Collection entries
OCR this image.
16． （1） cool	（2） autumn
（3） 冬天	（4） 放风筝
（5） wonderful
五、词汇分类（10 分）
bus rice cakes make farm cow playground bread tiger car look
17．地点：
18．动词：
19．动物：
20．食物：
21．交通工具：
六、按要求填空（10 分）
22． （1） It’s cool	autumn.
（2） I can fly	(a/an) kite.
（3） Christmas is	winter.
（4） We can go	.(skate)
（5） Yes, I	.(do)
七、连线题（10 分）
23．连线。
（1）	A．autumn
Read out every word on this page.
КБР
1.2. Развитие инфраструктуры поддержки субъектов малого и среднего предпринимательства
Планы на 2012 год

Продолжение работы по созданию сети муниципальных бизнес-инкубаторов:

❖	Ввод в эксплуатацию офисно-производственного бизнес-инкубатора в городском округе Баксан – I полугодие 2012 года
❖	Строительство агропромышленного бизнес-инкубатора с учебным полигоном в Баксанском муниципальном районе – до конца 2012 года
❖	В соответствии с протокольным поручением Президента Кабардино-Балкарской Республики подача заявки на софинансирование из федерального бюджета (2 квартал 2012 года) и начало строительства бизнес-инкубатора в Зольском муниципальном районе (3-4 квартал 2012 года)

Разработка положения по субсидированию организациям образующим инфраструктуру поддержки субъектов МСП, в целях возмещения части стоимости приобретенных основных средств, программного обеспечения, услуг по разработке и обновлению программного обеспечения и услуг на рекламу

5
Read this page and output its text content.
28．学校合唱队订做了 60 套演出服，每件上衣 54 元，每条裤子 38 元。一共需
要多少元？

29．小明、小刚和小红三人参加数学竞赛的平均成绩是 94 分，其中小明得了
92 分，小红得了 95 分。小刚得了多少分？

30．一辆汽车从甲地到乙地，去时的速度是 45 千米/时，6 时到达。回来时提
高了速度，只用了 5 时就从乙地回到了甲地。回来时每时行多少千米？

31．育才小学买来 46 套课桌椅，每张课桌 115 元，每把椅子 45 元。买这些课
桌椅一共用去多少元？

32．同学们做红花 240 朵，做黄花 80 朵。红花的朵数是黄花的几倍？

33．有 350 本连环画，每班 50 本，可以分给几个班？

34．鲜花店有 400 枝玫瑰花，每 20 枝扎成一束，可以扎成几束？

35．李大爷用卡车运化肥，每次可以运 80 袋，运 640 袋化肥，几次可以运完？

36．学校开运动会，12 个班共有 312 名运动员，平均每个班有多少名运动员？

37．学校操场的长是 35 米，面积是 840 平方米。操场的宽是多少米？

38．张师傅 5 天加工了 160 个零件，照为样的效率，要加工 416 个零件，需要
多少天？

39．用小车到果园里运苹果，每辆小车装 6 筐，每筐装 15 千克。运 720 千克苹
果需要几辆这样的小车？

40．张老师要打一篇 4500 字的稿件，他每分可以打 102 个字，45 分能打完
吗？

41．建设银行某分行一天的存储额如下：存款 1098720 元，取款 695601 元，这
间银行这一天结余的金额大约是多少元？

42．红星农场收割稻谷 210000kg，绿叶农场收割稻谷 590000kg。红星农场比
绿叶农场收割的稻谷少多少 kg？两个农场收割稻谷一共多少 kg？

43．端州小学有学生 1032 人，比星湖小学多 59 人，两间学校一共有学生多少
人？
---
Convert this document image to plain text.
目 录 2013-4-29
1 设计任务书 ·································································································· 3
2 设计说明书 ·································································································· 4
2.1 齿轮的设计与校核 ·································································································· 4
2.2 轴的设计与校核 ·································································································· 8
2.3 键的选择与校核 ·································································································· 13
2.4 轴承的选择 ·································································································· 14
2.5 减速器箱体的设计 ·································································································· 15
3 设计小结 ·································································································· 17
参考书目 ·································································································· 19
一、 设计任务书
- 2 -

= Request =
Find the word "муниципальном" in the data and show each line that holds it.

= Expected answer =
❖	Строительство агропромышленного бизнес-инкубатора с учебным полигоном в Баксанском муниципальном районе – до конца 2012 года
❖	В соответствии с протокольным поручением Президента Кабардино-Балкарской Республики подача заявки на софинансирование из федерального бюджета (2 квартал 2012 года) и начало строительства бизнес-инкубатора в Зольском муниципальном районе (3-4 квартал 2012 года)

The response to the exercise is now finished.